* WRITTEN EXERCISE:
Where the word "money" occurs in a line, return that line.

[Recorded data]
++++++

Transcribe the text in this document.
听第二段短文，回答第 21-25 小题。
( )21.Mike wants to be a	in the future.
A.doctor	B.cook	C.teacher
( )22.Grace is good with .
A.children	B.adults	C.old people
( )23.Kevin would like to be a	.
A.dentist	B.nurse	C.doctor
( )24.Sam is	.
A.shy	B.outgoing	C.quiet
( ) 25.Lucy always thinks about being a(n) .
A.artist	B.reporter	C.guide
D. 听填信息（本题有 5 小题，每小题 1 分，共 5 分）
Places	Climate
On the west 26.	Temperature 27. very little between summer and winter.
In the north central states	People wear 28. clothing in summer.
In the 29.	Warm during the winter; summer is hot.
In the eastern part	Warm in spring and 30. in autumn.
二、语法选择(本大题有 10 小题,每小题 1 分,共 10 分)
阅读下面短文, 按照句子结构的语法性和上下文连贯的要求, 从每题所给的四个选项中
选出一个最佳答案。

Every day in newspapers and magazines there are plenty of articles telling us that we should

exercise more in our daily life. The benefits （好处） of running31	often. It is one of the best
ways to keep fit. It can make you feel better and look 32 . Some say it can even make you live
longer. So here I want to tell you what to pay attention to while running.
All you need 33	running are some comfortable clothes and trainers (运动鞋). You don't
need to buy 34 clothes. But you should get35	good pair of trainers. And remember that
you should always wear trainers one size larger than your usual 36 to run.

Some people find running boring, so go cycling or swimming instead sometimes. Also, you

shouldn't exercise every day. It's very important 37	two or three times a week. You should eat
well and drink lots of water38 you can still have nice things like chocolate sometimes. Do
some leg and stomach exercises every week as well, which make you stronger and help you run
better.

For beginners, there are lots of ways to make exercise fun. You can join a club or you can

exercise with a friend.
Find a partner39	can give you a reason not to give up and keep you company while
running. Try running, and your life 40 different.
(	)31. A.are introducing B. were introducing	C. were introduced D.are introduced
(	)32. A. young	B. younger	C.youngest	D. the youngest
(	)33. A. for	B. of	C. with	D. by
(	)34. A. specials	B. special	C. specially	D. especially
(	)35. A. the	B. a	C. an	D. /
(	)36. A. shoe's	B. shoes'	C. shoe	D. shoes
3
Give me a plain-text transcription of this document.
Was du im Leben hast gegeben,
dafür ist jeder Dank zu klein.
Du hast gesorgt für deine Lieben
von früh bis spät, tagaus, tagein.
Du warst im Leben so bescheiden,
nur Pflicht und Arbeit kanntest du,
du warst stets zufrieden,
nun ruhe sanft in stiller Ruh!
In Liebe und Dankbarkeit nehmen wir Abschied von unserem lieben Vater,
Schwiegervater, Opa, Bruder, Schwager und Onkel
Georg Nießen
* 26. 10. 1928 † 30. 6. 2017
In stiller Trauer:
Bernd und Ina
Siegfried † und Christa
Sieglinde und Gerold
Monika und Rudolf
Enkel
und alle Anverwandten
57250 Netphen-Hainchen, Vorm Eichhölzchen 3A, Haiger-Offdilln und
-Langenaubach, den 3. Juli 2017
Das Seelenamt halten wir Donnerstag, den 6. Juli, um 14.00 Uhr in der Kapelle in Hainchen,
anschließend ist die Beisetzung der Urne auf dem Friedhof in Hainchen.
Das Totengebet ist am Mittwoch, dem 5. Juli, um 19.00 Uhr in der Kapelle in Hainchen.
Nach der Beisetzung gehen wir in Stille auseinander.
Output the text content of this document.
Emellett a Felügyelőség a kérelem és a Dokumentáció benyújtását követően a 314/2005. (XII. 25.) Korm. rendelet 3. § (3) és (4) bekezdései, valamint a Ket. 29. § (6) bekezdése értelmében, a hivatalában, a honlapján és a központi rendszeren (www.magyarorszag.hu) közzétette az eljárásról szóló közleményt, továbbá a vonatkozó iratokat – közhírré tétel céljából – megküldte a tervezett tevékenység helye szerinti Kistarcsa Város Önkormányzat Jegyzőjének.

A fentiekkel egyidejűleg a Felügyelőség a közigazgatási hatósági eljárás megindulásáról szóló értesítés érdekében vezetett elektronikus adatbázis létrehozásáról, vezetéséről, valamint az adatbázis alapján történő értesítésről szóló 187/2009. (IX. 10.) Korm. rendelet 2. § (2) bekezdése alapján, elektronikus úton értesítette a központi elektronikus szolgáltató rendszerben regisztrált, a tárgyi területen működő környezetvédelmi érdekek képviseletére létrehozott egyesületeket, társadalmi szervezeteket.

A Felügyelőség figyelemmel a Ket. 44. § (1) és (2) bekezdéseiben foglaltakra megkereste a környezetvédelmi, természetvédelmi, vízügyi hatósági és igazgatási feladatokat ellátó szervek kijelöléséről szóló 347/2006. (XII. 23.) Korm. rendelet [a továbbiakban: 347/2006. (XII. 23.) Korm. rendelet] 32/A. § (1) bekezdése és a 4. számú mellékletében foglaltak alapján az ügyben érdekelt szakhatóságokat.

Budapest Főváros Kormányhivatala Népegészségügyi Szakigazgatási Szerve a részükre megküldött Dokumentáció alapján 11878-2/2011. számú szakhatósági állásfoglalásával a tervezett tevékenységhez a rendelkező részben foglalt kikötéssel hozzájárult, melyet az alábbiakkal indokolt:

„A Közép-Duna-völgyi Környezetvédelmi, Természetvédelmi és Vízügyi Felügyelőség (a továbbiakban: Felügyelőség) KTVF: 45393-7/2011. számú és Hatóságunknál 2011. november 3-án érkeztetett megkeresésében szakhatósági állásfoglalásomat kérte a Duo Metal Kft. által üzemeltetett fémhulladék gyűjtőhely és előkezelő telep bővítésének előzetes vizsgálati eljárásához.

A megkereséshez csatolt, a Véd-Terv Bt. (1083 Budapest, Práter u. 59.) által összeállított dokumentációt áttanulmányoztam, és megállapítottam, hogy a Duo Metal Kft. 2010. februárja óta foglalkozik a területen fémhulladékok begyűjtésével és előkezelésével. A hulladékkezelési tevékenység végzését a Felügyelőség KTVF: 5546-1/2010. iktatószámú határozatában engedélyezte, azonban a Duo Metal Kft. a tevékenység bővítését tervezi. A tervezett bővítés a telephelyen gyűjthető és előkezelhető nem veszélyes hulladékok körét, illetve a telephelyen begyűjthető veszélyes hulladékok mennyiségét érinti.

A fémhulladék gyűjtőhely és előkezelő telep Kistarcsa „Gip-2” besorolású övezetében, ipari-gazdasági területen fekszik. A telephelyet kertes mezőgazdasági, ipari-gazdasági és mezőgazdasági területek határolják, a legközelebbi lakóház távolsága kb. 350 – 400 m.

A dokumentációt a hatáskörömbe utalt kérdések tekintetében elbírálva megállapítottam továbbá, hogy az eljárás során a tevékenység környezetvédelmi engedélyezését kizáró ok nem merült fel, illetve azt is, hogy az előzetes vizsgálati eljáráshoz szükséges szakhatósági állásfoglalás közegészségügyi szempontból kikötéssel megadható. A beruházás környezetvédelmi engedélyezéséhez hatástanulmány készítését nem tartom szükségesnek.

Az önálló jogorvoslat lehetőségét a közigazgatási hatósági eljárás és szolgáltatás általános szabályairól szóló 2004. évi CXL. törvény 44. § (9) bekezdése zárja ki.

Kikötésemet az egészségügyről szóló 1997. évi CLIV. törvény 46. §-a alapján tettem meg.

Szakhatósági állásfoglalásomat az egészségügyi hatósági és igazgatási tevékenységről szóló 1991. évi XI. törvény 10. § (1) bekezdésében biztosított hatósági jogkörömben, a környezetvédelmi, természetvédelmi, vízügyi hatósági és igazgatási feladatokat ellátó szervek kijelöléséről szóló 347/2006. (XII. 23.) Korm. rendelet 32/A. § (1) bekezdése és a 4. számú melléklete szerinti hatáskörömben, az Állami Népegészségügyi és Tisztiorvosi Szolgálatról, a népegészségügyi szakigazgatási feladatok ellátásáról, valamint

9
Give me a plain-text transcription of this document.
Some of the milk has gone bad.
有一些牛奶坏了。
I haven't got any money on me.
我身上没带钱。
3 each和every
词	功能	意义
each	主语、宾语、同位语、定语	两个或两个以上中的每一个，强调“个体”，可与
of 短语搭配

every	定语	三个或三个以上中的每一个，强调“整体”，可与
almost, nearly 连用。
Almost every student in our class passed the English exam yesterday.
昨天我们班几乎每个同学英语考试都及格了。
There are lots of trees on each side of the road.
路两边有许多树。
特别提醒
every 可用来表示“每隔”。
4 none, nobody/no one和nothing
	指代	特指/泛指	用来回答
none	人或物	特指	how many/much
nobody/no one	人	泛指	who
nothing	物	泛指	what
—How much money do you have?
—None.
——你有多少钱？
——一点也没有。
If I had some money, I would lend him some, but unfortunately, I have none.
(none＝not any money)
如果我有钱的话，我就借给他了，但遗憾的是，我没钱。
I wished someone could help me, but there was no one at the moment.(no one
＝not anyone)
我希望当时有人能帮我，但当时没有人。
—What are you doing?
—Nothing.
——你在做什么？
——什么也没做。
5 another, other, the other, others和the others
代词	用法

++++++

* CORRECT OUTPUT:
I haven't got any money on me.
—How much money do you have?
If I had some money, I would lend him some, but unfortunately, I have none.
(none＝not any money)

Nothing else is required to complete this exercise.